--- Begin ---

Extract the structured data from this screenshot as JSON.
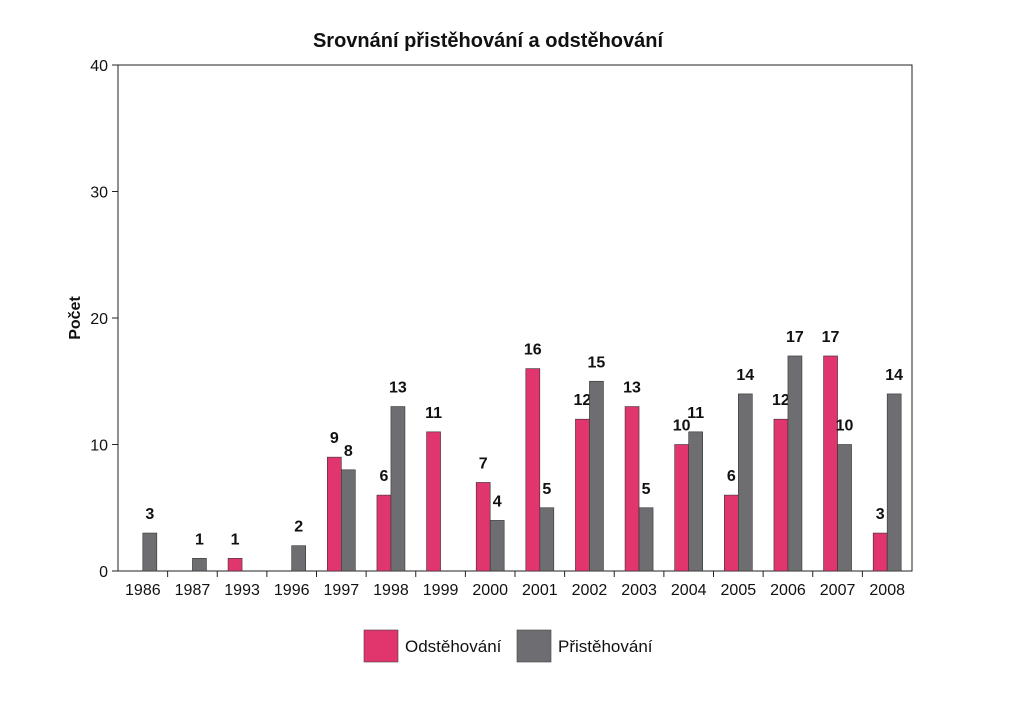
{
  "chart_data": {
    "type": "bar",
    "title": "Srovnání přistěhování a odstěhování",
    "xlabel": "",
    "ylabel": "Počet",
    "ylim": [
      0,
      40
    ],
    "yticks": [
      "0",
      "10",
      "20",
      "30",
      "40"
    ],
    "grid": false,
    "legend_position": "bottom",
    "categories": [
      "1986",
      "1987",
      "1993",
      "1996",
      "1997",
      "1998",
      "1999",
      "2000",
      "2001",
      "2002",
      "2003",
      "2004",
      "2005",
      "2006",
      "2007",
      "2008"
    ],
    "series": [
      {
        "name": "Odstěhování",
        "color": "#e0356d",
        "values": [
          0,
          0,
          1,
          0,
          9,
          6,
          11,
          7,
          16,
          12,
          13,
          10,
          6,
          12,
          17,
          3
        ],
        "labels": [
          "",
          "",
          "1",
          "",
          "9",
          "6",
          "11",
          "7",
          "16",
          "12",
          "13",
          "10",
          "6",
          "12",
          "17",
          "3"
        ]
      },
      {
        "name": "Přistěhování",
        "color": "#6e6e72",
        "values": [
          3,
          1,
          0,
          2,
          8,
          13,
          0,
          4,
          5,
          15,
          5,
          11,
          14,
          17,
          10,
          14
        ],
        "labels": [
          "3",
          "1",
          "",
          "2",
          "8",
          "13",
          "",
          "4",
          "5",
          "15",
          "5",
          "11",
          "14",
          "17",
          "10",
          "14"
        ]
      }
    ]
  }
}
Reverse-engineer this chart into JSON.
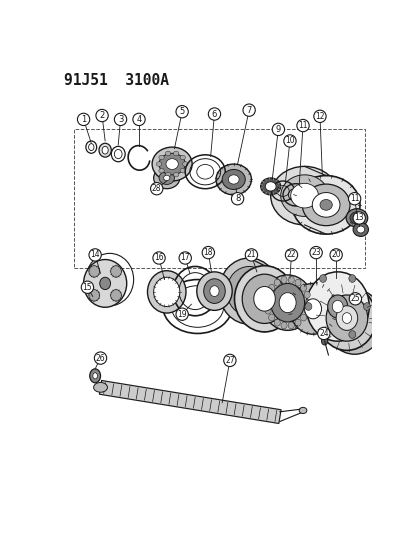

--- End ---

◆ **Job**
Write out the material above once more, exactly as it reads, with no pictures.

◆ **Task output**
Extract the structured data from this screenshot as JSON.
{
  "chart_data": {
    "type": "bar",
    "title": "Srovnání přistěhování a odstěhování",
    "xlabel": "",
    "ylabel": "Počet",
    "ylim": [
      0,
      40
    ],
    "yticks": [
      "0",
      "10",
      "20",
      "30",
      "40"
    ],
    "grid": false,
    "legend_position": "bottom",
    "categories": [
      "1986",
      "1987",
      "1993",
      "1996",
      "1997",
      "1998",
      "1999",
      "2000",
      "2001",
      "2002",
      "2003",
      "2004",
      "2005",
      "2006",
      "2007",
      "2008"
    ],
    "series": [
      {
        "name": "Odstěhování",
        "color": "#e0356d",
        "values": [
          0,
          0,
          1,
          0,
          9,
          6,
          11,
          7,
          16,
          12,
          13,
          10,
          6,
          12,
          17,
          3
        ],
        "labels": [
          "",
          "",
          "1",
          "",
          "9",
          "6",
          "11",
          "7",
          "16",
          "12",
          "13",
          "10",
          "6",
          "12",
          "17",
          "3"
        ]
      },
      {
        "name": "Přistěhování",
        "color": "#6e6e72",
        "values": [
          3,
          1,
          0,
          2,
          8,
          13,
          0,
          4,
          5,
          15,
          5,
          11,
          14,
          17,
          10,
          14
        ],
        "labels": [
          "3",
          "1",
          "",
          "2",
          "8",
          "13",
          "",
          "4",
          "5",
          "15",
          "5",
          "11",
          "14",
          "17",
          "10",
          "14"
        ]
      }
    ]
  }
}
Reverse-engineer this chart into JSON.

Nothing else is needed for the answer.